Exercise brief —
Find each line with "kann" and copy it.

>> BEGIN

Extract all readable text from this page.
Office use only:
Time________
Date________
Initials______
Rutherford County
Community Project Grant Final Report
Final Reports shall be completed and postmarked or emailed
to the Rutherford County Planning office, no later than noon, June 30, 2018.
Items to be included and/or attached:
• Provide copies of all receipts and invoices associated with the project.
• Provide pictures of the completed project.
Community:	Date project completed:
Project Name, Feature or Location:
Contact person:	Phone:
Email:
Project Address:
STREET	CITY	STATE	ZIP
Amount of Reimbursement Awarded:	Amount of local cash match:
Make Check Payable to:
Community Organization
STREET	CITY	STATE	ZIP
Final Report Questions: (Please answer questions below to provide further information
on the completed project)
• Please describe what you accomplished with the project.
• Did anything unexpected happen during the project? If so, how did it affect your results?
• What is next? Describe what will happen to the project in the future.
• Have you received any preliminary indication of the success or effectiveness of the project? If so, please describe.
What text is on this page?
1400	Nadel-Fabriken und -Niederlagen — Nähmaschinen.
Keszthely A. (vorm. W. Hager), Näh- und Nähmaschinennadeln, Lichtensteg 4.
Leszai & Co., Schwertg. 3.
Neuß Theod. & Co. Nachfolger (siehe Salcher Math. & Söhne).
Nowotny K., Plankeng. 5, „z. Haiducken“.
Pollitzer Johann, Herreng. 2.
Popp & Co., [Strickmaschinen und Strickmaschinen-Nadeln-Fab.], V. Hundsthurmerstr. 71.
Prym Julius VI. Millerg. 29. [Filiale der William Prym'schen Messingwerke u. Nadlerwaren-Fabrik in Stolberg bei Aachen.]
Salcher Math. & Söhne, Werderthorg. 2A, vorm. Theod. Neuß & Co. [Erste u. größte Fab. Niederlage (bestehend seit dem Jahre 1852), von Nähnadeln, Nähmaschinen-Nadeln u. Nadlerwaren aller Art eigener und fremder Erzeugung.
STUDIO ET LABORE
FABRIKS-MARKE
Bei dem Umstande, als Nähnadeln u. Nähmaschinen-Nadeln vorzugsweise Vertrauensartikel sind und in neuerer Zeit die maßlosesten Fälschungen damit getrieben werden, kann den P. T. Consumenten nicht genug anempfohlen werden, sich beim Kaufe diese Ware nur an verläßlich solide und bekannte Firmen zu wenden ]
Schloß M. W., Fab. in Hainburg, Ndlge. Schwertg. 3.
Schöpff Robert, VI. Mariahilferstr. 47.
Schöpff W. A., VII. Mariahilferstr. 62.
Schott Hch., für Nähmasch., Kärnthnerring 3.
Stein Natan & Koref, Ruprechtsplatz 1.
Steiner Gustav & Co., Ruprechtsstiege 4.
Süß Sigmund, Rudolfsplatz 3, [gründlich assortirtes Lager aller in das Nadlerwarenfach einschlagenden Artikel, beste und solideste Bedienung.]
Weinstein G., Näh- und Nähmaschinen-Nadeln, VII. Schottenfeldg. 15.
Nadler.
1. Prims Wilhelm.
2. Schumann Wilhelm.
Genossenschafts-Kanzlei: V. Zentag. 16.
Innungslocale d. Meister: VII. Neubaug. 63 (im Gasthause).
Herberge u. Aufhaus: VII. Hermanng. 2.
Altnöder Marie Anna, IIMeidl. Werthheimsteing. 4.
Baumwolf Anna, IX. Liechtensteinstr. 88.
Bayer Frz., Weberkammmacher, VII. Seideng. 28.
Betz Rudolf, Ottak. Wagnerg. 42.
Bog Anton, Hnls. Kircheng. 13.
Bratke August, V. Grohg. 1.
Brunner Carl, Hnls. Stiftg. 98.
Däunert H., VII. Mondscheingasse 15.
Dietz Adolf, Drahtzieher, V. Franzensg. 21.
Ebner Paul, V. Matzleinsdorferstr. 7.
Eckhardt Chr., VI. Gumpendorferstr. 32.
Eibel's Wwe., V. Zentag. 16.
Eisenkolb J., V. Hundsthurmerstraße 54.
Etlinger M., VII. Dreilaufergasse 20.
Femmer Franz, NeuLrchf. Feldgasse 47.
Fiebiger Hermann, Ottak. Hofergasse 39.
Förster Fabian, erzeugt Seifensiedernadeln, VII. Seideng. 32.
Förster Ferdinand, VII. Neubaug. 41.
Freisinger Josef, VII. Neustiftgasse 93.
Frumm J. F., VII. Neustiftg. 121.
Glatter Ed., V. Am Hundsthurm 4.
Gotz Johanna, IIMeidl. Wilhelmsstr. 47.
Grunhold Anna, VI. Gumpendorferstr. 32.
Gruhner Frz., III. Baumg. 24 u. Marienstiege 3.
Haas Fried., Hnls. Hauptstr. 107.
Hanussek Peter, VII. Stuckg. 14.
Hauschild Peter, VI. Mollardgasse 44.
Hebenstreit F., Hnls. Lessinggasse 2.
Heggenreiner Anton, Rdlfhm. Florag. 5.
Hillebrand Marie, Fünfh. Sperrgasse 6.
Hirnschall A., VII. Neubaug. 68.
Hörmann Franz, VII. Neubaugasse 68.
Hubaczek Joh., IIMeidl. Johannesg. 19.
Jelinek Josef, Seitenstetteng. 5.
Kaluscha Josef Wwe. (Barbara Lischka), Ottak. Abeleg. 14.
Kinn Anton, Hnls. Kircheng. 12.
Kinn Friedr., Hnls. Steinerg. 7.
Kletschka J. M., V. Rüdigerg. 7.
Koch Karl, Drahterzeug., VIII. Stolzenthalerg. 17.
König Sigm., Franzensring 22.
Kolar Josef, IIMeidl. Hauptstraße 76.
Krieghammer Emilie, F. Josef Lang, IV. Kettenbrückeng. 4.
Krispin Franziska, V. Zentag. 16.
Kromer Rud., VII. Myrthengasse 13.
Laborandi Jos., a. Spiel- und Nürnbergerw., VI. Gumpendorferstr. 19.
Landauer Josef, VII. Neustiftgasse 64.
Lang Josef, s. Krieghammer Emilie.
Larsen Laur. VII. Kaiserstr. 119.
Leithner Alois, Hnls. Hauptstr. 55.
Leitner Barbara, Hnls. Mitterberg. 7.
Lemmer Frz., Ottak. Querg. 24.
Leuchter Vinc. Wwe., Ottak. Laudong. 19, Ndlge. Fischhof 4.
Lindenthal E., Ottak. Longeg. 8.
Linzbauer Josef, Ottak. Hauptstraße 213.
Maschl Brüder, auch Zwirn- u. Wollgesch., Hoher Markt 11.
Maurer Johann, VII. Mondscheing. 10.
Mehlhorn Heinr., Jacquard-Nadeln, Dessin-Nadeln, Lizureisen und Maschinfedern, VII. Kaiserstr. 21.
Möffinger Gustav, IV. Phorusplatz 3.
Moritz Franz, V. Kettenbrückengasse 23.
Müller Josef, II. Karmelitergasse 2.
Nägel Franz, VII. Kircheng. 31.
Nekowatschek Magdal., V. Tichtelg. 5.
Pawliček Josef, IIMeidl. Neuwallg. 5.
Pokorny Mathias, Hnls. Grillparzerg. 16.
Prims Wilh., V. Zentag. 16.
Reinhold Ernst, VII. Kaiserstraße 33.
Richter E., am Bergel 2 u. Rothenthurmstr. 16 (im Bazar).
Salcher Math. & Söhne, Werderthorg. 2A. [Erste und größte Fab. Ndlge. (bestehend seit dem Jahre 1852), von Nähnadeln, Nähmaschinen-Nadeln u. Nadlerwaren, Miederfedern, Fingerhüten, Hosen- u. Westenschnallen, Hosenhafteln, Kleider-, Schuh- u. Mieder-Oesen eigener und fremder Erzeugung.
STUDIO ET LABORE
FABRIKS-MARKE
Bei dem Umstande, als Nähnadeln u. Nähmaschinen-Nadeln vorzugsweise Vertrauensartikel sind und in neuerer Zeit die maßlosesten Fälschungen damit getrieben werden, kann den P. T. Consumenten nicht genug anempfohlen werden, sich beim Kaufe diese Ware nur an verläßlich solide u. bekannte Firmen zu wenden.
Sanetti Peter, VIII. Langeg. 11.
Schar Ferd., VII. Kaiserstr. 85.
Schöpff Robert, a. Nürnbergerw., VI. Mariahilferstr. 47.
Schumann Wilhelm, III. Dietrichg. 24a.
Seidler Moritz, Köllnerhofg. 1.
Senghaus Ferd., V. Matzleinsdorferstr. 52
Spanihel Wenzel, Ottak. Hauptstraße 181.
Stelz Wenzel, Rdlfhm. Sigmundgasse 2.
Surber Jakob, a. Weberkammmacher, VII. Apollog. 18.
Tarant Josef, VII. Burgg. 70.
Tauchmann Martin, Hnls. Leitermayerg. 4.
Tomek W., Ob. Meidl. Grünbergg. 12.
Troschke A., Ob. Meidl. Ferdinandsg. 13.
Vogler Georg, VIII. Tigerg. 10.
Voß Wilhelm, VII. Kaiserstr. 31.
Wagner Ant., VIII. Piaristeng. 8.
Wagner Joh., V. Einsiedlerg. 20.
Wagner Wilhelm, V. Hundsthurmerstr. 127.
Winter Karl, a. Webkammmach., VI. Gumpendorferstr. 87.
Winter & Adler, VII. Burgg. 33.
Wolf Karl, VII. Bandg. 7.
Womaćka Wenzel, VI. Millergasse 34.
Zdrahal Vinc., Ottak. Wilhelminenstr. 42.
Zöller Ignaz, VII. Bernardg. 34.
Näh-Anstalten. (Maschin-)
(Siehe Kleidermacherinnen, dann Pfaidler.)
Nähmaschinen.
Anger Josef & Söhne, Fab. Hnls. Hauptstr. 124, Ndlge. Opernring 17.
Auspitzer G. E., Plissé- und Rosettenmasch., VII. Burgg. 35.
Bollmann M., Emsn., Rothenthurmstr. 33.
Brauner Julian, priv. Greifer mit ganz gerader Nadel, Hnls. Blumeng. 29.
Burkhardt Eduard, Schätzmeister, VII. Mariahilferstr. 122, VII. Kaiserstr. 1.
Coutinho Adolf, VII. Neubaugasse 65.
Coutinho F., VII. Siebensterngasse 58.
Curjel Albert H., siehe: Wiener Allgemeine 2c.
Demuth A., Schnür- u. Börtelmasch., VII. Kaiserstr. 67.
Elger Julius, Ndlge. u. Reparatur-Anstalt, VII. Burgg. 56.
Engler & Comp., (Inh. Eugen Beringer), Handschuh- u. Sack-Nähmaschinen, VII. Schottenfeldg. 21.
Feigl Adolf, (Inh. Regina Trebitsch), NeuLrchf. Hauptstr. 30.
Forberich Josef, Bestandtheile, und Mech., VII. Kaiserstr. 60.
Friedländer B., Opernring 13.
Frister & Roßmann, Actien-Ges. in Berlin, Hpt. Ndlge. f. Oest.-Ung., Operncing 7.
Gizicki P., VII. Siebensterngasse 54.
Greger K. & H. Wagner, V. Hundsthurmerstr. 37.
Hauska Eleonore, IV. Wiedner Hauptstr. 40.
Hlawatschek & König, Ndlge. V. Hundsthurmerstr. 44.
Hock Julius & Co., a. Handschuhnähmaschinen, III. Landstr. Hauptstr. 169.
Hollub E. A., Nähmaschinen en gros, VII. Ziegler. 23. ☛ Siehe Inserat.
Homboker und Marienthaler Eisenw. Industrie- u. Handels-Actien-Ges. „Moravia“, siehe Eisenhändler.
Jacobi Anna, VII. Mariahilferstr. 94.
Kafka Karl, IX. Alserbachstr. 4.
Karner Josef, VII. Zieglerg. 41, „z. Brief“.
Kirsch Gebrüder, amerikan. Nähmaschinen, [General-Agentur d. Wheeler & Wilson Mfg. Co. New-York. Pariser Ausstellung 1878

>> END

Answer to this problem —
Bei dem Umstande, als Nähnadeln u. Nähmaschinen-Nadeln vorzugsweise Vertrauensartikel sind und in neuerer Zeit die maßlosesten Fälschungen damit getrieben werden, kann den P. T. Consumenten nicht genug anempfohlen werden, sich beim Kaufe diese Ware nur an verläßlich solide und bekannte Firmen zu wenden ]
Bei dem Umstande, als Nähnadeln u. Nähmaschinen-Nadeln vorzugsweise Vertrauensartikel sind und in neuerer Zeit die maßlosesten Fälschungen damit getrieben werden, kann den P. T. Consumenten nicht genug anempfohlen werden, sich beim Kaufe diese Ware nur an verläßlich solide u. bekannte Firmen zu wenden.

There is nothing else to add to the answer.